The sharpest of these updates is by the neo-Conceptualist poet and provocateur, Vanessa Place. Place has a distinctive sense of literary history and a good instinct for how to go for the jugular, even if the intervention she stages turns out to be just the sound of one poem clapping.

[And here let me just say that the term “update” is nothing if not problematic. It implies that the grain of literary intuition is somehow, like, software, amenable to patches and upgrades. Does anyone think Keats’ letters need updating? Of course, Pound himself was the all-time updater, constantly quibbling and quarreling about how aesthetics is adjudicated. This is one reason he’s such a juicy figure to lampoon. Yet he took the long view in a way almost no contemporary poet can do – not because they lack the ambition or the imaginative scope, but because “the pictures got small,” as Gloria Swanson puts it in Sunset Boulevard.]

Place’s poem is entitled simply “No more,” a rather Poe-like anaphoric refrain that performs a more melodic version of Pound’s blunt “don’t,” as in “don’t chop your stuff into separate iambs.”

It’s a great conceit, to make a list poem of admonitions, and in a mere twenty lines Place manages to condemn or cast aspersion on nearly every mode of contemporary poetic practice while maintaining a kind of shining rhythm. The not-so-secret, if still unspoken, center of all this censure is, of course, her rather shopworn theory of neo-Conceptualism. But hey, what’s a over-indebted, under-leveraged First World avant-garde to do?

Some of her lines are quite funny:
“No more children pimped out to prove some pouting mortality.”

Take that, Laura Kasischke! Or maybe its real target is the women anthologized in books like The Grand Permissions, or Not For Mothers Only. In fact, no one, or no school or proclivity, seems to escape Place’s machine-gun splatter effect. “No more Gobstoppers: an epic isn’t an epic for its fingerprints.” I have no idea what this means – maybe an injunction against big baggy Olsonian-isms? – but I like it.

And I was particularly thrilled to see that my own overdetermined, retro-modernist bent was taken into account, weighed, measured, and found wanting.

“No polyglottal ventriloquism.” That’s actually pretty good.

_Requests_.
(a) Reproduce the stretch of the review of Place's poem from "The sharpest of" through "one poem clapping.", word for word.
(b) Pick up the review of Vanessa Place's poem "No more" after its last sentence and write the next part.
The lines that come next have no connection to the review of Vanessa Place's poem.

Dataset entries:
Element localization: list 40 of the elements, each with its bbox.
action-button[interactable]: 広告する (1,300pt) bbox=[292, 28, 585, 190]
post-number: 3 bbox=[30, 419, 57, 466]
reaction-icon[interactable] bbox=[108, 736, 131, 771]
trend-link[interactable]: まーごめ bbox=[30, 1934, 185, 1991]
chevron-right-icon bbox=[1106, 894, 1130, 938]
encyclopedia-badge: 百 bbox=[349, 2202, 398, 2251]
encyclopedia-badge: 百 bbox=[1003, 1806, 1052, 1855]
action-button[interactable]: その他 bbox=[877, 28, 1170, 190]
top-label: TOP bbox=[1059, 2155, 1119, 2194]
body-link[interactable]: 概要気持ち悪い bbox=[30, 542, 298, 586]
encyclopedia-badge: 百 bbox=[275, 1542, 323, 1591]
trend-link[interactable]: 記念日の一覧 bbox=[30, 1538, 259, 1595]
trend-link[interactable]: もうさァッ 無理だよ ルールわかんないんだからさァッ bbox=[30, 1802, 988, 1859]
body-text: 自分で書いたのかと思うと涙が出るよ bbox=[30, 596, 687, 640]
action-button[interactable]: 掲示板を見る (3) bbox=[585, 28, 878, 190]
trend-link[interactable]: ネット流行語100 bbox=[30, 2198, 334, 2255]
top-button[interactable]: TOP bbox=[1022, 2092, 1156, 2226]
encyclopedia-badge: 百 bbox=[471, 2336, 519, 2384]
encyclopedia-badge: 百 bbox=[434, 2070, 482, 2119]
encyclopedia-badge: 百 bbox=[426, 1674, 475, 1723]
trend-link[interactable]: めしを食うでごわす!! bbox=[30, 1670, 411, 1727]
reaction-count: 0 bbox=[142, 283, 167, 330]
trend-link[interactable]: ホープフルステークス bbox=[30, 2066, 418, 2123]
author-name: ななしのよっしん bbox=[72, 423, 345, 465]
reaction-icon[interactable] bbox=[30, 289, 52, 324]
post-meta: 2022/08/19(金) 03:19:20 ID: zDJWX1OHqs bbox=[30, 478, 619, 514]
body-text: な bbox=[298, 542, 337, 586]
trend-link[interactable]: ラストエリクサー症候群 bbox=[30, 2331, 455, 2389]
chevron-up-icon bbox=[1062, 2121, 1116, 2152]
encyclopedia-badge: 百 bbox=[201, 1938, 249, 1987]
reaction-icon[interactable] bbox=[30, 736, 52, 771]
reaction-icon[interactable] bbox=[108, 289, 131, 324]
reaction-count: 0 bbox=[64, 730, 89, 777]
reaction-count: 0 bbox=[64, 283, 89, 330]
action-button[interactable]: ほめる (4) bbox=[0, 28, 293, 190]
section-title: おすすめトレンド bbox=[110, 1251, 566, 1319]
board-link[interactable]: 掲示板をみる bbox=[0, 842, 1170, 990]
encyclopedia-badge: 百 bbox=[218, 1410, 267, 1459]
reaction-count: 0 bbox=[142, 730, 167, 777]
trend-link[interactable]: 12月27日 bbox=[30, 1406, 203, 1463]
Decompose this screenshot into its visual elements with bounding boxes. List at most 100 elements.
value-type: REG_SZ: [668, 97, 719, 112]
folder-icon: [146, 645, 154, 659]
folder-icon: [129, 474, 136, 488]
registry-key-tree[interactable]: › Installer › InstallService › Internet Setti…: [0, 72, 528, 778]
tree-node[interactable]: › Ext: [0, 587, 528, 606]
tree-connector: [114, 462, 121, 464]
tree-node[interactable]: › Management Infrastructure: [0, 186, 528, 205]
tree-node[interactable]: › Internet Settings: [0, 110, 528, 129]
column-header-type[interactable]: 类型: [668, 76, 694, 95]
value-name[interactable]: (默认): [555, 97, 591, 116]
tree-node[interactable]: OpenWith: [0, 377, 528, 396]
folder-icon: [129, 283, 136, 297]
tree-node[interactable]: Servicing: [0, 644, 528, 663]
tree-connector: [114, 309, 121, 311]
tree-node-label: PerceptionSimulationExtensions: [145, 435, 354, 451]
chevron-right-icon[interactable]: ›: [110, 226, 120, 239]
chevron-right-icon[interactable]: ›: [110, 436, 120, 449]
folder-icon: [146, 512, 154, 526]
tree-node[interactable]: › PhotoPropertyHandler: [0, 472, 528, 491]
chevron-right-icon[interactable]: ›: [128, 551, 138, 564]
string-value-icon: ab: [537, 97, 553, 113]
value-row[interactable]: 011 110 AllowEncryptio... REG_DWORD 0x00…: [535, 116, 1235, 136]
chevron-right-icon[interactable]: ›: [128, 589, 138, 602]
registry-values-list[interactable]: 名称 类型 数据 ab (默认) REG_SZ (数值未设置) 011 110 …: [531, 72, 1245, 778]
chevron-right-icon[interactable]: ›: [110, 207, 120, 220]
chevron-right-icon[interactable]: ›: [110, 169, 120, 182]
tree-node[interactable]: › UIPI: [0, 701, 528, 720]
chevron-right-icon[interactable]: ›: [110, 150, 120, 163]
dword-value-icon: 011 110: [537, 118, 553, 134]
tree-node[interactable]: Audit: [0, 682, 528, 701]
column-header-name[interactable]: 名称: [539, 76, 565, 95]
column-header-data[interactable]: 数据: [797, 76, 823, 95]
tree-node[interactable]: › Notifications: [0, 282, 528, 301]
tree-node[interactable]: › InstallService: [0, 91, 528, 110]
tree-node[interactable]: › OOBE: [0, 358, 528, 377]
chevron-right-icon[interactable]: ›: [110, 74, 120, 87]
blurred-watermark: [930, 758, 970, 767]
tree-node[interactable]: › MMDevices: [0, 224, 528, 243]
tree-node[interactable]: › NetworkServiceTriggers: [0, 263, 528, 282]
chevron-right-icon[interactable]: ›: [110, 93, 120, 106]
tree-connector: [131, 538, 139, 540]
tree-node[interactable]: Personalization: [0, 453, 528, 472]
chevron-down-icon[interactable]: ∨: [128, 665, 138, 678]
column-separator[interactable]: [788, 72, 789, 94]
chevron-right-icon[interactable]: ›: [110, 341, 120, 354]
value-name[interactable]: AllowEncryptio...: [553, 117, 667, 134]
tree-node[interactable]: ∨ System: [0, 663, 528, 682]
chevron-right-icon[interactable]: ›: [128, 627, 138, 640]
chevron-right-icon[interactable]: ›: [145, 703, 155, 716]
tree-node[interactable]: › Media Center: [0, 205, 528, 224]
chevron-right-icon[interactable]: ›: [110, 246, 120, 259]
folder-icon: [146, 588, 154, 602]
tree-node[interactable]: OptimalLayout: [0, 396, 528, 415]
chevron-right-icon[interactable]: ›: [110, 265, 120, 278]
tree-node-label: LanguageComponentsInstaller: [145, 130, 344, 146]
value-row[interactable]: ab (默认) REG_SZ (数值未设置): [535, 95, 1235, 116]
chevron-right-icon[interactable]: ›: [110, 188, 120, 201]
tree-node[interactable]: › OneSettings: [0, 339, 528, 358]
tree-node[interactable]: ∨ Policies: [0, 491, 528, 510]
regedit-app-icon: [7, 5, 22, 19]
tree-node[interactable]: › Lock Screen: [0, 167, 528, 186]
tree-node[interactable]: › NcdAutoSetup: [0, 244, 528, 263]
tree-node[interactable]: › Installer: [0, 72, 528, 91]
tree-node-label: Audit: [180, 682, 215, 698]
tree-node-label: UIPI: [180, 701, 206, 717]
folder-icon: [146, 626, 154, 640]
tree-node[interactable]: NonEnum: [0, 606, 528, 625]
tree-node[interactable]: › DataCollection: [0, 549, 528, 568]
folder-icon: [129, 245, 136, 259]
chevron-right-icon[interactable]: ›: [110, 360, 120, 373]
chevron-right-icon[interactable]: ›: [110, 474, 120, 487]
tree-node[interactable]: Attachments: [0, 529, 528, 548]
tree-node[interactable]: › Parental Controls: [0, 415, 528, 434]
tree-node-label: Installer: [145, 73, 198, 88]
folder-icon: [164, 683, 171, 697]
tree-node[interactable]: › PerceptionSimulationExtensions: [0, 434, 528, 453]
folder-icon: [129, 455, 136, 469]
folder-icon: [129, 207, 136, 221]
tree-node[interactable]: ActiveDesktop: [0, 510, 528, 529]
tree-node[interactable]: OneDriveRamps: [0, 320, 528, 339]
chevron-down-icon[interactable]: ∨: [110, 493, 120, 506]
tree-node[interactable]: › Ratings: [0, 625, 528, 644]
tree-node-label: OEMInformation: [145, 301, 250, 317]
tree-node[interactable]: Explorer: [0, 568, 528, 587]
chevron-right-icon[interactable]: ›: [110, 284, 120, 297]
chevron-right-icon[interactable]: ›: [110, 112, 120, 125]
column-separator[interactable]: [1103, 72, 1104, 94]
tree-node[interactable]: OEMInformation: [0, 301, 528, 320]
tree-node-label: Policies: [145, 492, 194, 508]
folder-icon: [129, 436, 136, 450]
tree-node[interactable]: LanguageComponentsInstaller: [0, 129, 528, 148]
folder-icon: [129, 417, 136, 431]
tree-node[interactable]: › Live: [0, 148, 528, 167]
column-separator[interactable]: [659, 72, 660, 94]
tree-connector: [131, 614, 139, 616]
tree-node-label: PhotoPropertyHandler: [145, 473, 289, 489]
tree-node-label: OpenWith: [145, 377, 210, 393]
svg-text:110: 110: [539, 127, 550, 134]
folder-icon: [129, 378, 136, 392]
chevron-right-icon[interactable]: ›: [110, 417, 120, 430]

_Answers to the exercises_.
(a)
The sharpest of these updates is by the neo-Conceptualist poet and provocateur, Vanessa Place. Place has a distinctive sense of literary history and a good instinct for how to go for the jugular, even if the intervention she stages turns out to be just the sound of one poem clapping.

(b)
It’s rather fun to play at this sort of game. If I could add an extra line to her poem, it might run something like this (and here I’m quoting from Place and Rob Fitterman’s manifesto, Notes on Conceptualism): “no more treating the written word as a figural object to be allegorically narrated.” Or, “No more uber-prolix theory sprach playing at actual intellection; no more vocabularies in search of a sentiment.” Or “No more Althusserian/Jamesonian critiques of late capital.” And “No more vulgar secularism that forgets that language is always already the sacred, that is, the communal.”

Place never quite puts her cards on the table. The closest she comes to advocating on behalf of the kind of poem she wants to see (and it’s an impoverished aesthetic that wants all poetry to be written one way only) comes in the final line: “No more retinal poetry.” Which I take to mean, no more scopic regimes of subjectivist appropriation. No more naïve affirmations. No more banal series of prosaic descriptions rounded by an epiphany, as Marjorie Perloff once damningly wrote of Philip Levine’s work.

The arguments poets have about poetry have always fascinated and energized me. My class at Amherst College, "Poetry and Theory," was conceived of as a way to engage the poetry wars that have consumed and animated everyone from the Imagists to the Language Poets (we didn't have time to touch on Flarf or Conceptualism). But these turf wars invariably remind me of Freud's observation that those groups which share the most in common are also those most likely to find reasons to dispute the stakes of ownership, which he described as "the narcissism of small differences."

I'm not convinced Place's poem is an outright rejection of all the positions she decries. If it is, it's incredibly myopic and finally, self-defeating. By rejecting any idea of a Republic of Letters, it works against itself. Because the problem with a poem of polemic denunciation like this is that it inevitably ends up enshrining the very thing it sets out to condemn. The poem of condemnation becomes, ironically, a poem exalting the very thing it objects to. The stern injunction of “no more” fades away into a kind of white noise and what’s left ringing in the ear is the descriptive clause, whether it’s an example of the poetics of expressivism or constructivism. “No more lines on the luminescence of light” (the poem’s first line) is not about “no more,” but the word “luminescence.”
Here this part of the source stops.